Directions: Copy all lines below containing "application".

___ Dataset excerpts

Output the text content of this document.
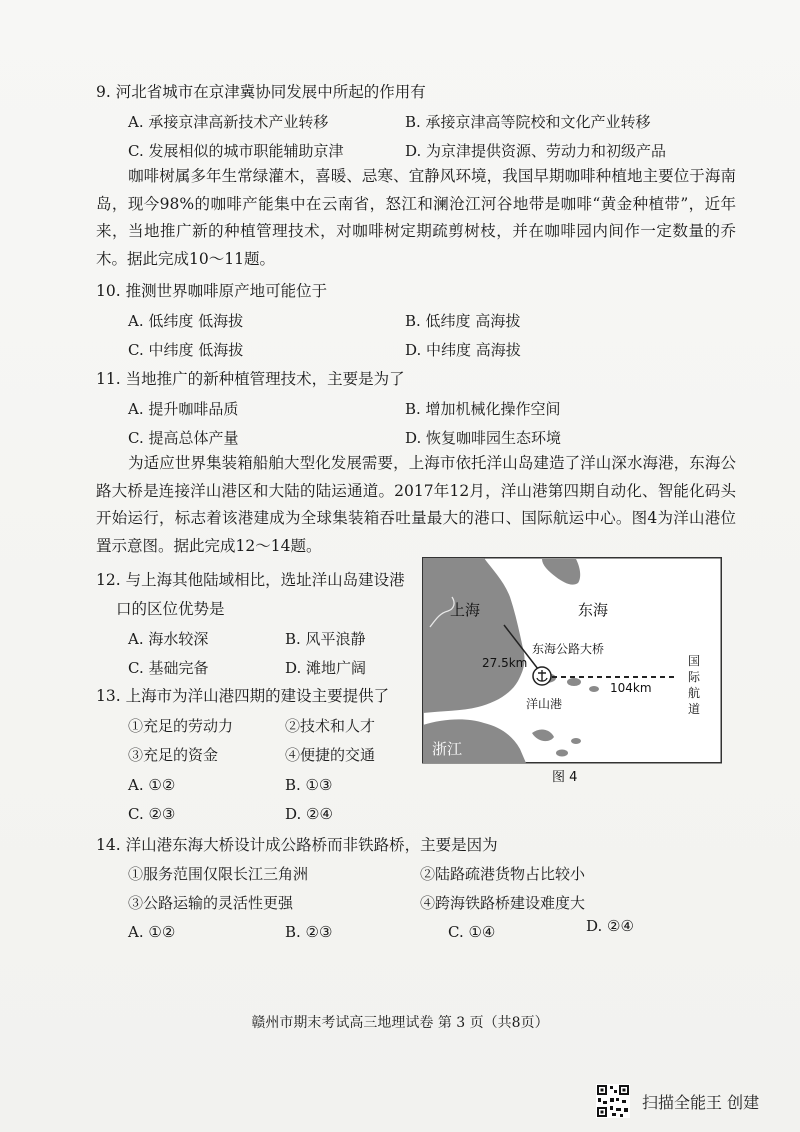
9. 河北省城市在京津冀协同发展中所起的作用有
A. 承接京津高新技术产业转移	B. 承接京津高等院校和文化产业转移
C. 发展相似的城市职能辅助京津	D. 为京津提供资源、劳动力和初级产品
咖啡树属多年生常绿灌木，喜暖、忌寒、宜静风环境，我国早期咖啡种植地主要位于海南岛，现今98%的咖啡产能集中在云南省，怒江和澜沧江河谷地带是咖啡“黄金种植带”，近年来，当地推广新的种植管理技术，对咖啡树定期疏剪树枝，并在咖啡园内间作一定数量的乔木。据此完成10～11题。
10. 推测世界咖啡原产地可能位于
A. 低纬度 低海拔	B. 低纬度 高海拔
C. 中纬度 低海拔	D. 中纬度 高海拔
11. 当地推广的新种植管理技术，主要是为了
A. 提升咖啡品质	B. 增加机械化操作空间
C. 提高总体产量	D. 恢复咖啡园生态环境
为适应世界集装箱船舶大型化发展需要，上海市依托洋山岛建造了洋山深水海港，东海公路大桥是连接洋山港区和大陆的陆运通道。2017年12月，洋山港第四期自动化、智能化码头开始运行，标志着该港建成为全球集装箱吞吐量最大的港口、国际航运中心。图4为洋山港位置示意图。据此完成12～14题。
12. 与上海其他陆域相比，选址洋山岛建设港
口的区位优势是
A. 海水较深	B. 风平浪静
C. 基础完备	D. 滩地广阔
13. 上海市为洋山港四期的建设主要提供了
①充足的劳动力	②技术和人才
③充足的资金	④便捷的交通
A. ①②	B. ①③
C. ②③	D. ②④
上海	东海
东海公路大桥
27.5km
104km
洋山港
浙江
国
际
航
道
图 4
14. 洋山港东海大桥设计成公路桥而非铁路桥，主要是因为
①服务范围仅限长江三角洲	②陆路疏港货物占比较小
③公路运输的灵活性更强	④跨海铁路桥建设难度大
A. ①②	B. ②③	C. ①④	D. ②④
赣州市期末考试高三地理试卷 第 3 页（共8页）
扫描全能王 创建
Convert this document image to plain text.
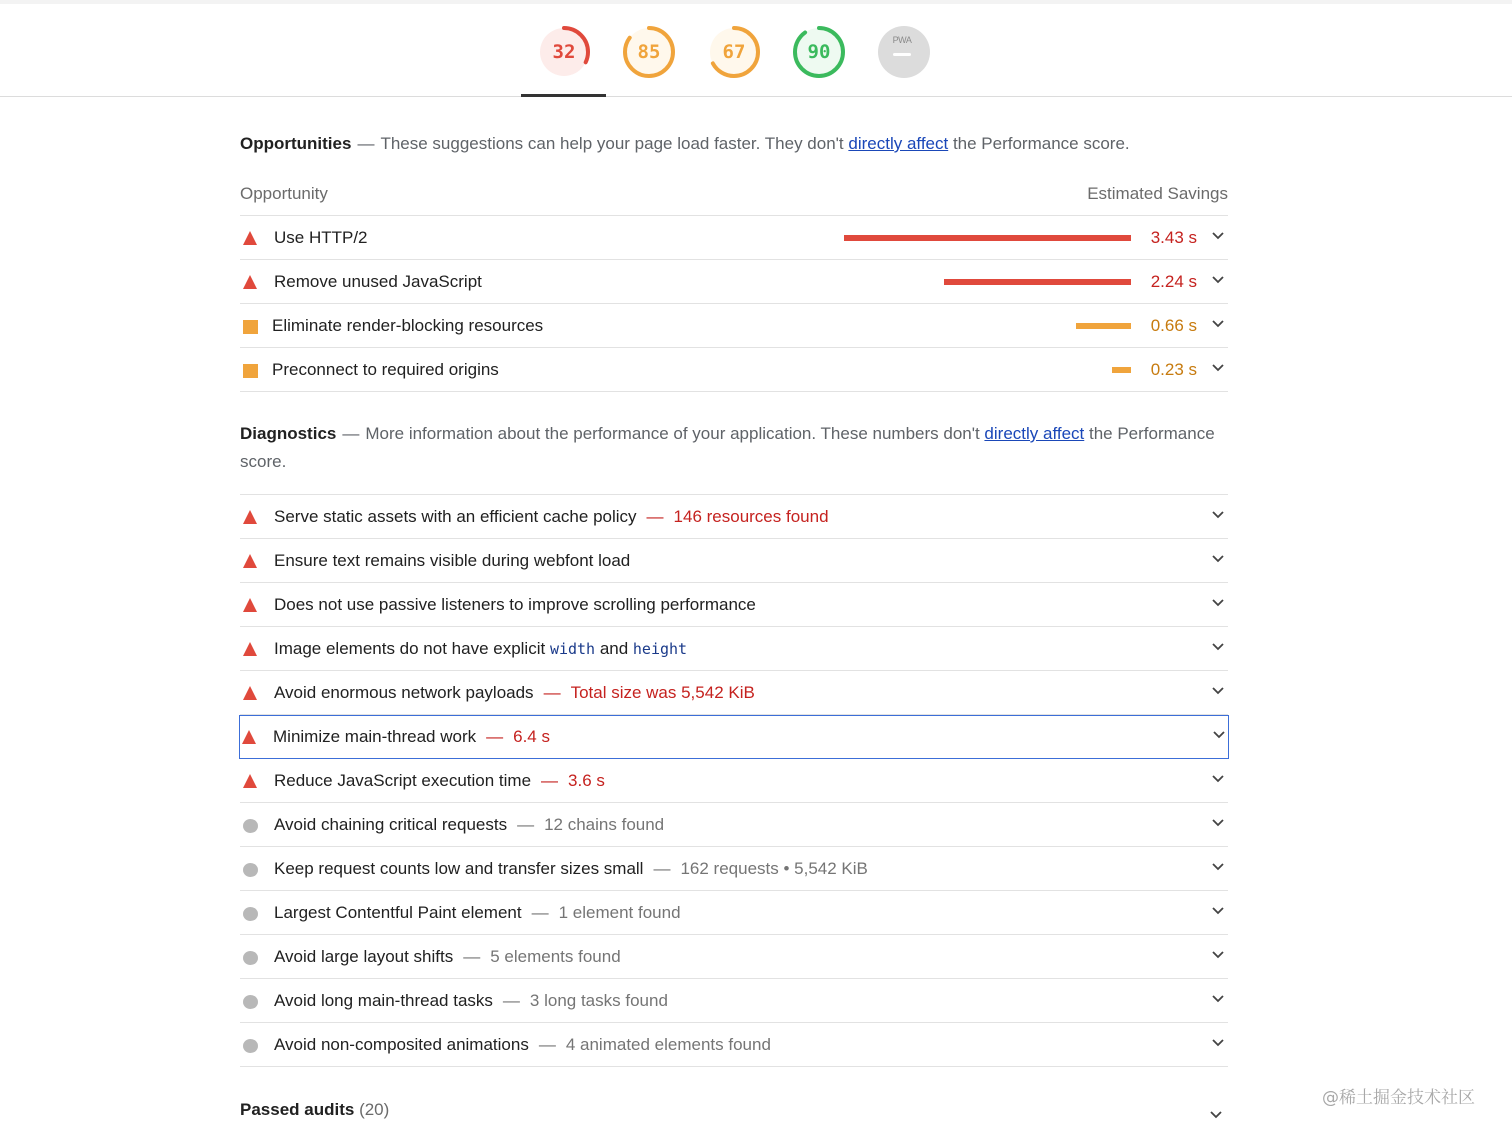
32	85	67	90
PWA
Opportunities — These suggestions can help your page load faster. They don't directly affect the Performance score.
Opportunity	Estimated Savings
Use HTTP/2	3.43 s
Remove unused JavaScript	2.24 s
Eliminate render-blocking resources	0.66 s
Preconnect to required origins	0.23 s
Diagnostics — More information about the performance of your application. These numbers don't directly affect the Performance score.
Serve static assets with an efficient cache policy — 146 resources found
Ensure text remains visible during webfont load
Does not use passive listeners to improve scrolling performance
Image elements do not have explicit width and height
Avoid enormous network payloads — Total size was 5,542 KiB
Minimize main-thread work — 6.4 s
Reduce JavaScript execution time — 3.6 s
Avoid chaining critical requests — 12 chains found
Keep request counts low and transfer sizes small — 162 requests • 5,542 KiB
Largest Contentful Paint element — 1 element found
Avoid large layout shifts — 5 elements found
Avoid long main-thread tasks — 3 long tasks found
Avoid non-composited animations — 4 animated elements found
Passed audits (20)
@稀土掘金技术社区
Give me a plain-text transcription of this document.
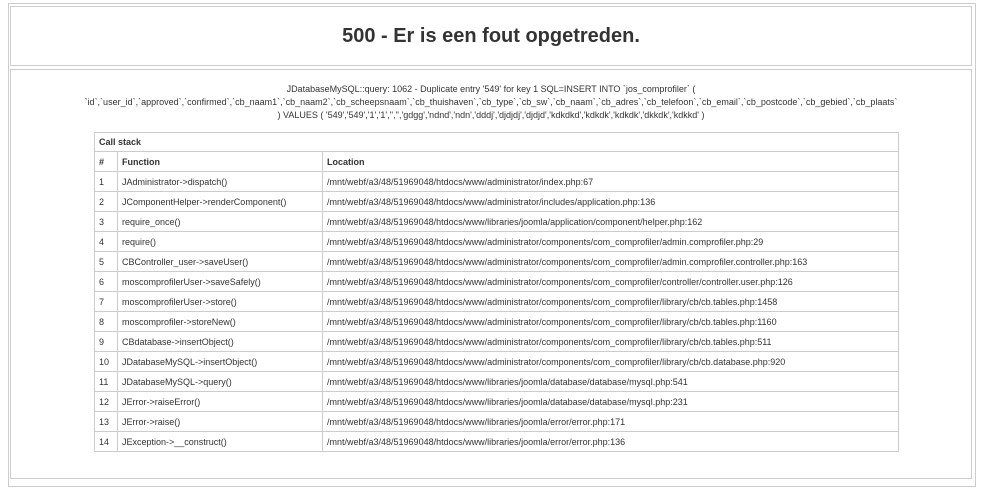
500 - Er is een fout opgetreden.
JDatabaseMySQL::query: 1062 - Duplicate entry '549' for key 1 SQL=INSERT INTO `jos_comprofiler` (
`id`,`user_id`,`approved`,`confirmed`,`cb_naam1`,`cb_naam2`,`cb_scheepsnaam`,`cb_thuishaven`,`cb_type`,`cb_sw`,`cb_naam`,`cb_adres`,`cb_telefoon`,`cb_email`,`cb_postcode`,`cb_gebied`,`cb_plaats`
) VALUES ( '549','549','1','1','','','gdgg','ndnd','ndn','dddj','djdjdj','djdjd','kdkdkd','kdkdk','kdkdk','dkkdk','kdkkd' )
Call stack		
#	Function	Location
1	JAdministrator->dispatch()	/mnt/webf/a3/48/51969048/htdocs/www/administrator/index.php:67
2	JComponentHelper->renderComponent()	/mnt/webf/a3/48/51969048/htdocs/www/administrator/includes/application.php:136
3	require_once()	/mnt/webf/a3/48/51969048/htdocs/www/libraries/joomla/application/component/helper.php:162
4	require()	/mnt/webf/a3/48/51969048/htdocs/www/administrator/components/com_comprofiler/admin.comprofiler.php:29
5	CBController_user->saveUser()	/mnt/webf/a3/48/51969048/htdocs/www/administrator/components/com_comprofiler/admin.comprofiler.controller.php:163
6	moscomprofilerUser->saveSafely()	/mnt/webf/a3/48/51969048/htdocs/www/administrator/components/com_comprofiler/controller/controller.user.php:126
7	moscomprofilerUser->store()	/mnt/webf/a3/48/51969048/htdocs/www/administrator/components/com_comprofiler/library/cb/cb.tables.php:1458
8	moscomprofiler->storeNew()	/mnt/webf/a3/48/51969048/htdocs/www/administrator/components/com_comprofiler/library/cb/cb.tables.php:1160
9	CBdatabase->insertObject()	/mnt/webf/a3/48/51969048/htdocs/www/administrator/components/com_comprofiler/library/cb/cb.tables.php:511
10	JDatabaseMySQL->insertObject()	/mnt/webf/a3/48/51969048/htdocs/www/administrator/components/com_comprofiler/library/cb/cb.database.php:920
11	JDatabaseMySQL->query()	/mnt/webf/a3/48/51969048/htdocs/www/libraries/joomla/database/database/mysql.php:541
12	JError->raiseError()	/mnt/webf/a3/48/51969048/htdocs/www/libraries/joomla/database/database/mysql.php:231
13	JError->raise()	/mnt/webf/a3/48/51969048/htdocs/www/libraries/joomla/error/error.php:171
14	JException->__construct()	/mnt/webf/a3/48/51969048/htdocs/www/libraries/joomla/error/error.php:136
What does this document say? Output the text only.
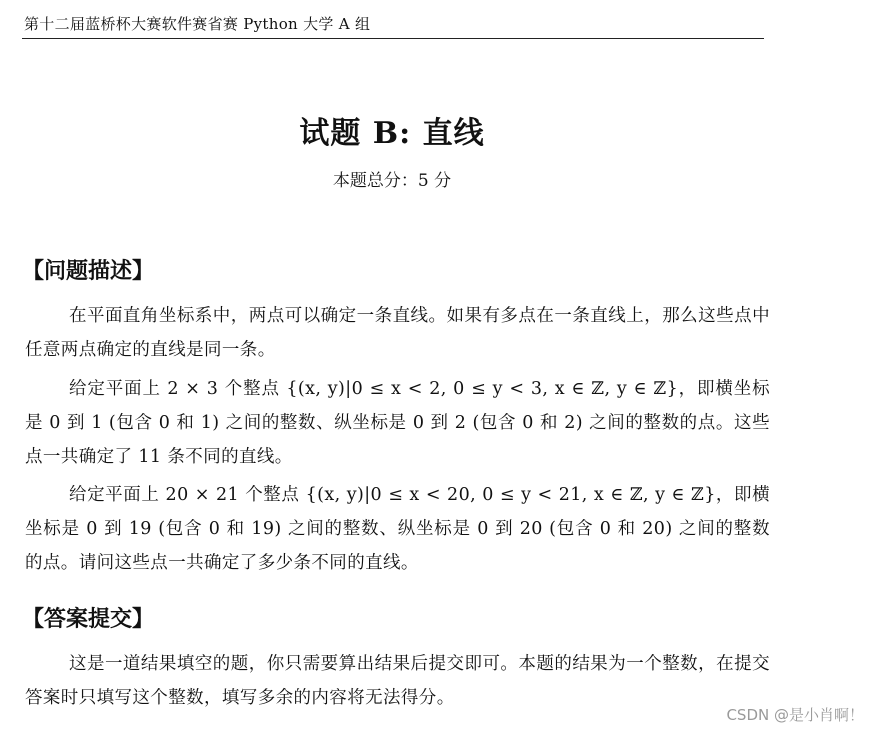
第十二届蓝桥杯大赛软件赛省赛 Python 大学 A 组
试题 B: 直线
本题总分：5 分
【问题描述】
在平面直角坐标系中，两点可以确定一条直线。如果有多点在一条直线上，那么这些点中任意两点确定的直线是同一条。
给定平面上 2 × 3 个整点 {(x, y)|0 ≤ x < 2, 0 ≤ y < 3, x ∈ ℤ, y ∈ ℤ}，即横坐标是 0 到 1 (包含 0 和 1) 之间的整数、纵坐标是 0 到 2 (包含 0 和 2) 之间的整数的点。这些点一共确定了 11 条不同的直线。
给定平面上 20 × 21 个整点 {(x, y)|0 ≤ x < 20, 0 ≤ y < 21, x ∈ ℤ, y ∈ ℤ}，即横坐标是 0 到 19 (包含 0 和 19) 之间的整数、纵坐标是 0 到 20 (包含 0 和 20) 之间的整数的点。请问这些点一共确定了多少条不同的直线。
【答案提交】
这是一道结果填空的题，你只需要算出结果后提交即可。本题的结果为一个整数，在提交答案时只填写这个整数，填写多余的内容将无法得分。
CSDN @是小肖啊！
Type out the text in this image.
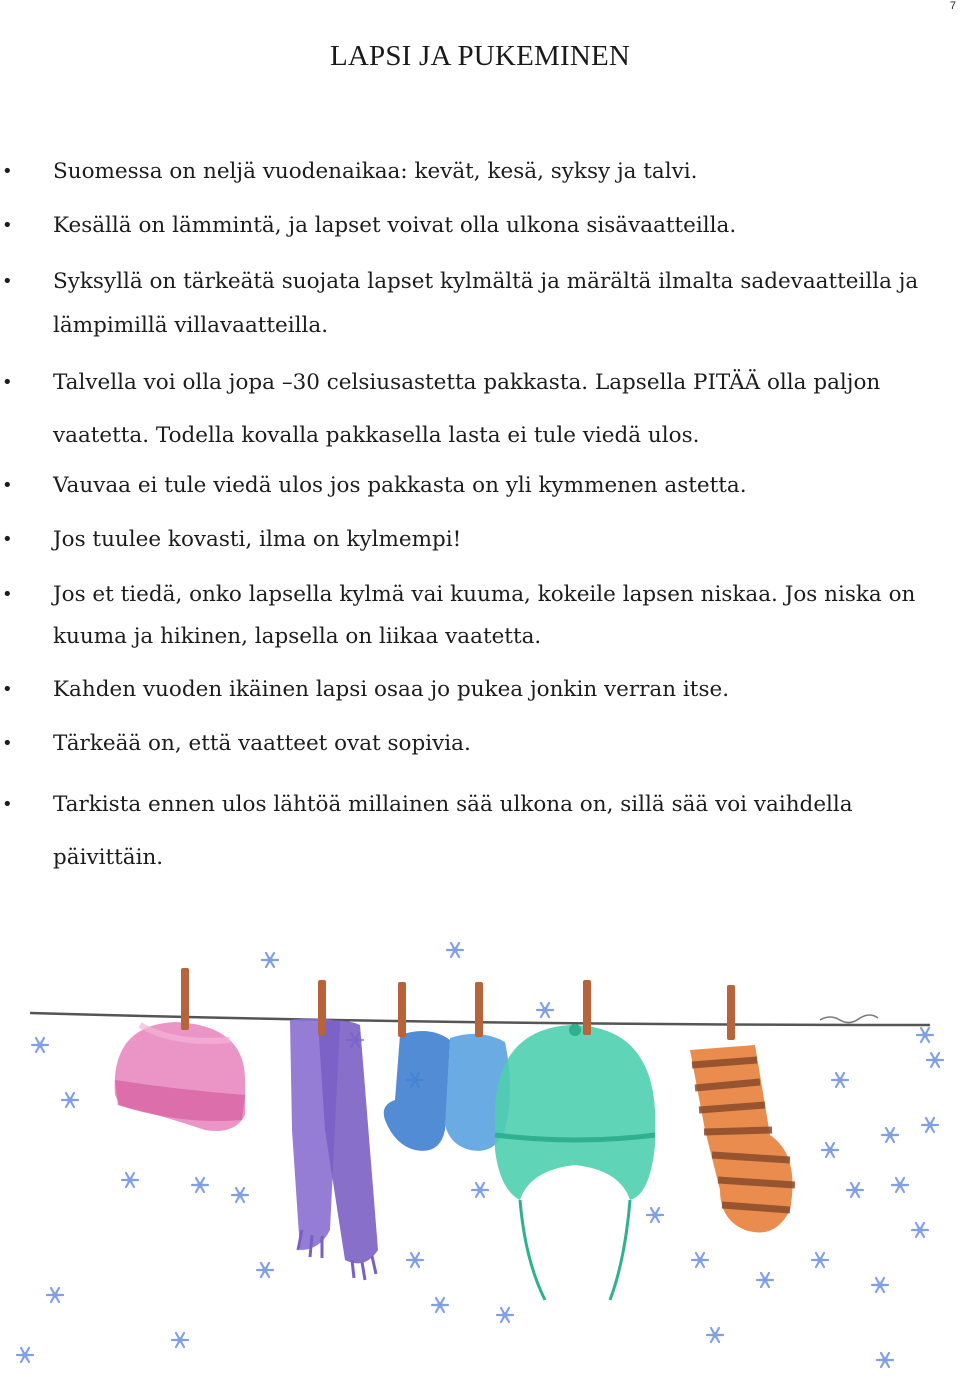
7
LAPSI JA PUKEMINEN
• Suomessa on neljä vuodenaikaa: kevät, kesä, syksy ja talvi.
• Kesällä on lämmintä, ja lapset voivat olla ulkona sisävaatteilla.
• Syksyllä on tärkeätä suojata lapset kylmältä ja märältä ilmalta sadevaatteilla ja lämpimillä villavaatteilla.
• Talvella voi olla jopa –30 celsiusastetta pakkasta. Lapsella PITÄÄ olla paljon vaatetta. Todella kovalla pakkasella lasta ei tule viedä ulos.
• Vauvaa ei tule viedä ulos jos pakkasta on yli kymmenen astetta.
• Jos tuulee kovasti, ilma on kylmempi!
• Jos et tiedä, onko lapsella kylmä vai kuuma, kokeile lapsen niskaa. Jos niska on kuuma ja hikinen, lapsella on liikaa vaatetta.
• Kahden vuoden ikäinen lapsi osaa jo pukea jonkin verran itse.
• Tärkeää on, että vaatteet ovat sopivia.
• Tarkista ennen ulos lähtöä millainen sää ulkona on, sillä sää voi vaihdella päivittäin.
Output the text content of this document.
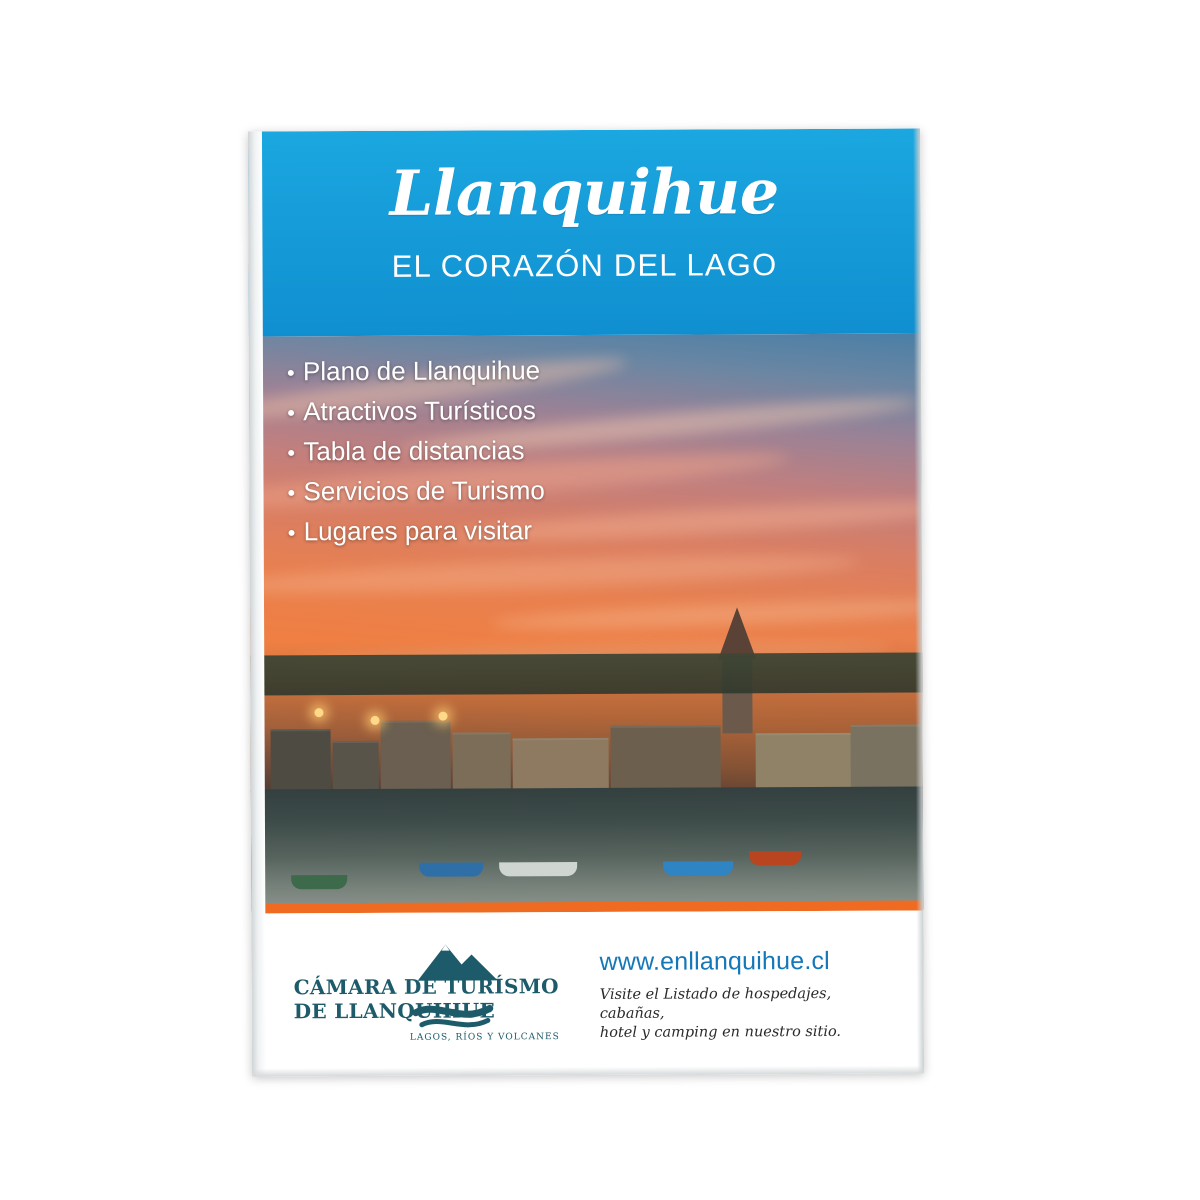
Llanquihue
EL CORAZÓN DEL LAGO
• Plano de Llanquihue
• Atractivos Turísticos
• Tabla de distancias
• Servicios de Turismo
• Lugares para visitar
CÁMARA DE TURÍSMO
DE LLANQUIHUE
LAGOS, RÍOS Y VOLCANES
www.enllanquihue.cl
Visite el Listado de hospedajes, cabañas,
hotel y camping en nuestro sitio.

______

Solution below:
Diagnostics — More information about the performance of your application. These numbers don't directly affect the Performance score.
2	JComponentHelper->renderComponent()	/mnt/webf/a3/48/51969048/htdocs/www/administrator/includes/application.php:136
3	require_once()	/mnt/webf/a3/48/51969048/htdocs/www/libraries/joomla/application/component/helper.php:162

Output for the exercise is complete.